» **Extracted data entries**
-- START --

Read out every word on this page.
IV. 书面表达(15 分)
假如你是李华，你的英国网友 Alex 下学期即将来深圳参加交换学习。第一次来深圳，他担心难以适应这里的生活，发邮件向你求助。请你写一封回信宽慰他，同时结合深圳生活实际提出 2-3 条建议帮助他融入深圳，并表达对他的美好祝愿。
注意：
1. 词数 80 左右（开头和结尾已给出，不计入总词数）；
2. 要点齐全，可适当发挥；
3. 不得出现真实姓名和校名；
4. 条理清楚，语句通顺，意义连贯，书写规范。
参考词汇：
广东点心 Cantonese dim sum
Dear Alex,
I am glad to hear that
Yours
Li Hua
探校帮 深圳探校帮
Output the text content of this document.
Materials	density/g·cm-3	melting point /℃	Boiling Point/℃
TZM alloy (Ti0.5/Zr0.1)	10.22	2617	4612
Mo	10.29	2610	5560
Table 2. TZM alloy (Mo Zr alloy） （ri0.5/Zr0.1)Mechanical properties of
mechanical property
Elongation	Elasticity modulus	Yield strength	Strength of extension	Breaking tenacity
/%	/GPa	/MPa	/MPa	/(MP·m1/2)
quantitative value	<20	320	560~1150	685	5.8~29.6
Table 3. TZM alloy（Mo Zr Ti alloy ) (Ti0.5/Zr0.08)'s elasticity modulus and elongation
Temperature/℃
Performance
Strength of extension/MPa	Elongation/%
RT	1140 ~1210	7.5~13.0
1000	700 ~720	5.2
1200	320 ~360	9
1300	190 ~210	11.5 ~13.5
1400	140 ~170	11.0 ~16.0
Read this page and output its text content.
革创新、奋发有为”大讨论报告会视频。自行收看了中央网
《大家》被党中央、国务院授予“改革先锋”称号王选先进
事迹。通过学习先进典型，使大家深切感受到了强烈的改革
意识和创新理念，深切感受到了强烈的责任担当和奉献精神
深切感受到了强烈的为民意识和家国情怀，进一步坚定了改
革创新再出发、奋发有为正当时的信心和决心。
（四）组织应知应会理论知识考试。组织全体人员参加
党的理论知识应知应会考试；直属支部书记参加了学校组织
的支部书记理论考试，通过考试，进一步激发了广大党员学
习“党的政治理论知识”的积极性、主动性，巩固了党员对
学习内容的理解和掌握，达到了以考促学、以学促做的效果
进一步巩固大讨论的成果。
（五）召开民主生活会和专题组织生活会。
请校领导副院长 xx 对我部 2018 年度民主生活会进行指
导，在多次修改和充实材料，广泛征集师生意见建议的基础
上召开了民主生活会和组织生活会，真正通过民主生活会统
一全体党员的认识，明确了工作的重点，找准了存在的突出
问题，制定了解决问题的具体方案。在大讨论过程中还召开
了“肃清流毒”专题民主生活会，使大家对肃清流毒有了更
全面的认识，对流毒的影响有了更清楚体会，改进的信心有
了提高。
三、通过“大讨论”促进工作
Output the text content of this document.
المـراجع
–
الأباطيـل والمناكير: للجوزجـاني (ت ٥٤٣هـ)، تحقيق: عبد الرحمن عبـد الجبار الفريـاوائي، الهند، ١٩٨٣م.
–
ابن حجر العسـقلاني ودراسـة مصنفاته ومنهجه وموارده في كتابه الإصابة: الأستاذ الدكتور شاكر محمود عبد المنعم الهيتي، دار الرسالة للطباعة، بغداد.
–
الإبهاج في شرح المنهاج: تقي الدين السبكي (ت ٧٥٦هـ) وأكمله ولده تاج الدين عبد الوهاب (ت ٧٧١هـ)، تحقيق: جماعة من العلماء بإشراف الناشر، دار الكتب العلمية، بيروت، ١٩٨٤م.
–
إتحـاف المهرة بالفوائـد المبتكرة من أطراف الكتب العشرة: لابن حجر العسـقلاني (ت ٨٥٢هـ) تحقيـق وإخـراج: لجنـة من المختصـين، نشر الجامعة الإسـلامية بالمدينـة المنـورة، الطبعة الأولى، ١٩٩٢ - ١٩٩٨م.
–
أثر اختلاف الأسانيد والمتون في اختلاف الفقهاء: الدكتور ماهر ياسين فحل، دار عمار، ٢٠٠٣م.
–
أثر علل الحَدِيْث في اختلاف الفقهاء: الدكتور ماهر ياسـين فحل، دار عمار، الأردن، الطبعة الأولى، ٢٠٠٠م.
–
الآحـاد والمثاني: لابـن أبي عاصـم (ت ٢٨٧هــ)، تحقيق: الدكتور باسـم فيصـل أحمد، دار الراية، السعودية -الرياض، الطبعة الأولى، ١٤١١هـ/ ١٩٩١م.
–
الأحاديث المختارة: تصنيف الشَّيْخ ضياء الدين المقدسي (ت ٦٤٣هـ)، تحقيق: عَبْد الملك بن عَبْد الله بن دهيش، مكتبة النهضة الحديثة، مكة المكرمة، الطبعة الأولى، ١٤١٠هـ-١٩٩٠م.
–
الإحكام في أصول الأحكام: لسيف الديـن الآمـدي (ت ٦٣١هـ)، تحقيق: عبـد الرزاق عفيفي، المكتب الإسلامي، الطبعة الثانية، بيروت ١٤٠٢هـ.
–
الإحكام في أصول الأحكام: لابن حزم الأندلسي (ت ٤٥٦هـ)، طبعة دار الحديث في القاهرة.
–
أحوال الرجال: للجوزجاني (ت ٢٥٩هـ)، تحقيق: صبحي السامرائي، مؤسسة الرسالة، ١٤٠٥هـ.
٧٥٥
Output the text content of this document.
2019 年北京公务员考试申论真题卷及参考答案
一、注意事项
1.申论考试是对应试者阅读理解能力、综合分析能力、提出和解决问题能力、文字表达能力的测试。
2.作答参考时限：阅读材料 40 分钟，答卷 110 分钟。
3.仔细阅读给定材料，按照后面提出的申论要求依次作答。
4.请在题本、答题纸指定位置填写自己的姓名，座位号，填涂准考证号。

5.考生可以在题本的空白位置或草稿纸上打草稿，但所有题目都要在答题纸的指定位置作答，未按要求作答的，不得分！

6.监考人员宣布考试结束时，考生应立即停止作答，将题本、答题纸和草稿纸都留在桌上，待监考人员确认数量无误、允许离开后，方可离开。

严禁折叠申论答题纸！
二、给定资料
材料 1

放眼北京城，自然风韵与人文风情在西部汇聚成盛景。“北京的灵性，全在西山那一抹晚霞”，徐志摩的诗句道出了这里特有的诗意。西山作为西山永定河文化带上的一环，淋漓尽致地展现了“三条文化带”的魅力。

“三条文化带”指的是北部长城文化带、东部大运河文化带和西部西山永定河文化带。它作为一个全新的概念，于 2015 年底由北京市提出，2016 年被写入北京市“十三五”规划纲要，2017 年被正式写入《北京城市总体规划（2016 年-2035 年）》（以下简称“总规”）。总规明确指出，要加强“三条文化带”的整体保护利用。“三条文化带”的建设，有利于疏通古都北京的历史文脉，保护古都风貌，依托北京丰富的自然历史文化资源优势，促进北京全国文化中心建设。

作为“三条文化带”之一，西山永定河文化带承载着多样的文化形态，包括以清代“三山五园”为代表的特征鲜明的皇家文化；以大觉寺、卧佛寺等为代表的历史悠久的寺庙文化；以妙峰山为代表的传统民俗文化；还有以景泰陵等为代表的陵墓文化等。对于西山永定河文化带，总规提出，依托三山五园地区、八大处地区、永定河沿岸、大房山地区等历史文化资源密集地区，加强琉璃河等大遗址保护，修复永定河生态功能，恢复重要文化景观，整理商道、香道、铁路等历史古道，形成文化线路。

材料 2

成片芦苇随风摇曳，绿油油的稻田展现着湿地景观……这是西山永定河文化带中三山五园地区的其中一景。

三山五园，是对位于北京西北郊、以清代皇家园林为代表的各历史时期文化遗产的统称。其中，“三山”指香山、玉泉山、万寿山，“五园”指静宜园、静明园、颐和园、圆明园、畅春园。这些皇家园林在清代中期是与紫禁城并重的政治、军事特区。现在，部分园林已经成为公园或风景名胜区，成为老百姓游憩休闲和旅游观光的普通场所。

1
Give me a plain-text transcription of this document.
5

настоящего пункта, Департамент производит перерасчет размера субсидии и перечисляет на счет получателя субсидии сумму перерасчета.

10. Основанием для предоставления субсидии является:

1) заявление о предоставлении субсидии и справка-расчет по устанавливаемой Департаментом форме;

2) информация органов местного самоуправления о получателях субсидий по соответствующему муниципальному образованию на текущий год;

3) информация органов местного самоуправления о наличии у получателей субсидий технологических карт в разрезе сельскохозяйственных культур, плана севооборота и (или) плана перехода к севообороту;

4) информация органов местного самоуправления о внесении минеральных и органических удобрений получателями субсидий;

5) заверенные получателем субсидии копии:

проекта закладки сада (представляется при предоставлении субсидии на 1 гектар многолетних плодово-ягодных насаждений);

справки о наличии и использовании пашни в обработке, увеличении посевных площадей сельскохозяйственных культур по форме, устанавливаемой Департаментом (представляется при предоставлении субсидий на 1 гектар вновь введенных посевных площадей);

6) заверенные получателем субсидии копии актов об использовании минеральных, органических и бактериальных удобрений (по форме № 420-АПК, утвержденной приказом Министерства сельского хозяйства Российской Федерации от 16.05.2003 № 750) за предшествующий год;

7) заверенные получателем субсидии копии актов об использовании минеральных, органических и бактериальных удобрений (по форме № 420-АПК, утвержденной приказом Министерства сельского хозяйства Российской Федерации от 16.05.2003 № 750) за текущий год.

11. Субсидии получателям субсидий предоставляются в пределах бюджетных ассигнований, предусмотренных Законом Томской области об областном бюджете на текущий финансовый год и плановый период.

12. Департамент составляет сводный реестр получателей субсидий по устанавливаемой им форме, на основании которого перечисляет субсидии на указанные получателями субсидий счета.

-- END --

» **Exercise description**
Out of the records, collect only those lines that contain the string "гектар".

» **Result of the task**
проекта закладки сада (представляется при предоставлении субсидии на 1 гектар многолетних плодово-ягодных насаждений);
справки о наличии и использовании пашни в обработке, увеличении посевных площадей сельскохозяйственных культур по форме, устанавливаемой Департаментом (представляется при предоставлении субсидий на 1 гектар вновь введенных посевных площадей);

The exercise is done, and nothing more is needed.